[Required task] Quote every entry word for word.

[Source material]
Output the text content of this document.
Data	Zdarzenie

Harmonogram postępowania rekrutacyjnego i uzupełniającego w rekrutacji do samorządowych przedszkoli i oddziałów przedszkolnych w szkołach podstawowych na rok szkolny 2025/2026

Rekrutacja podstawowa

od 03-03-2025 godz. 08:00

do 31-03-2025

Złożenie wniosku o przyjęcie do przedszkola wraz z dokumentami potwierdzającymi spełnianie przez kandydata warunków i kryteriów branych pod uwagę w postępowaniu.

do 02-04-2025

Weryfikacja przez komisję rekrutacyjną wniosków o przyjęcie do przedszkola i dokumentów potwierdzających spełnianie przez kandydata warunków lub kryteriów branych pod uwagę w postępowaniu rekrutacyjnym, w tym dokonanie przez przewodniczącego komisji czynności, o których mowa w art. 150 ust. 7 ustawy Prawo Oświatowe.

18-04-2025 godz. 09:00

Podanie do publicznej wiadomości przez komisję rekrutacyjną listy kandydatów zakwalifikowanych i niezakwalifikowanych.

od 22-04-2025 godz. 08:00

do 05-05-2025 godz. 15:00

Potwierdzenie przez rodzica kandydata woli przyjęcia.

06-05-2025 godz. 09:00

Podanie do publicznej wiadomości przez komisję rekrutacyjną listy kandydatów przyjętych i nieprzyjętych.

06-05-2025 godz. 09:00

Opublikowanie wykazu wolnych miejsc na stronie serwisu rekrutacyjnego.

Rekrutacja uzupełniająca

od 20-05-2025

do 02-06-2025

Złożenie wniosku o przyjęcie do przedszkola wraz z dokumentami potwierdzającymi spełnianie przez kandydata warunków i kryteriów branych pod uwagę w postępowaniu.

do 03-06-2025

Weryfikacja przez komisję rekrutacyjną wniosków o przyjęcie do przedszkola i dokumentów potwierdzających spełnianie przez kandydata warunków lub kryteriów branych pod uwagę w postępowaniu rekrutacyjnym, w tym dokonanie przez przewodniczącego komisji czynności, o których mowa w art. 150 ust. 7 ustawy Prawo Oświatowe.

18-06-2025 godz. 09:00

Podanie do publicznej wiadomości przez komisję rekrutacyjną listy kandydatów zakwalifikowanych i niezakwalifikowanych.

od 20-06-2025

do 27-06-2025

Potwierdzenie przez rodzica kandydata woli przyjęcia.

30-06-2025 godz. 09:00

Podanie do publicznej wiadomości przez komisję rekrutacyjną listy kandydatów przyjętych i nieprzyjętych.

[Completed task]
Output the text content of this document.
Data	Zdarzenie

Harmonogram postępowania rekrutacyjnego i uzupełniającego w rekrutacji do samorządowych przedszkoli i oddziałów przedszkolnych w szkołach podstawowych na rok szkolny 2025/2026

Rekrutacja podstawowa

od 03-03-2025 godz. 08:00

do 31-03-2025

Złożenie wniosku o przyjęcie do przedszkola wraz z dokumentami potwierdzającymi spełnianie przez kandydata warunków i kryteriów branych pod uwagę w postępowaniu.

do 02-04-2025

Weryfikacja przez komisję rekrutacyjną wniosków o przyjęcie do przedszkola i dokumentów potwierdzających spełnianie przez kandydata warunków lub kryteriów branych pod uwagę w postępowaniu rekrutacyjnym, w tym dokonanie przez przewodniczącego komisji czynności, o których mowa w art. 150 ust. 7 ustawy Prawo Oświatowe.

18-04-2025 godz. 09:00

Podanie do publicznej wiadomości przez komisję rekrutacyjną listy kandydatów zakwalifikowanych i niezakwalifikowanych.

od 22-04-2025 godz. 08:00

do 05-05-2025 godz. 15:00

Potwierdzenie przez rodzica kandydata woli przyjęcia.

06-05-2025 godz. 09:00

Podanie do publicznej wiadomości przez komisję rekrutacyjną listy kandydatów przyjętych i nieprzyjętych.

06-05-2025 godz. 09:00

Opublikowanie wykazu wolnych miejsc na stronie serwisu rekrutacyjnego.

Rekrutacja uzupełniająca

od 20-05-2025

do 02-06-2025

Złożenie wniosku o przyjęcie do przedszkola wraz z dokumentami potwierdzającymi spełnianie przez kandydata warunków i kryteriów branych pod uwagę w postępowaniu.

do 03-06-2025

Weryfikacja przez komisję rekrutacyjną wniosków o przyjęcie do przedszkola i dokumentów potwierdzających spełnianie przez kandydata warunków lub kryteriów branych pod uwagę w postępowaniu rekrutacyjnym, w tym dokonanie przez przewodniczącego komisji czynności, o których mowa w art. 150 ust. 7 ustawy Prawo Oświatowe.

18-06-2025 godz. 09:00

Podanie do publicznej wiadomości przez komisję rekrutacyjną listy kandydatów zakwalifikowanych i niezakwalifikowanych.

od 20-06-2025

do 27-06-2025

Potwierdzenie przez rodzica kandydata woli przyjęcia.

30-06-2025 godz. 09:00

Podanie do publicznej wiadomości przez komisję rekrutacyjną listy kandydatów przyjętych i nieprzyjętych.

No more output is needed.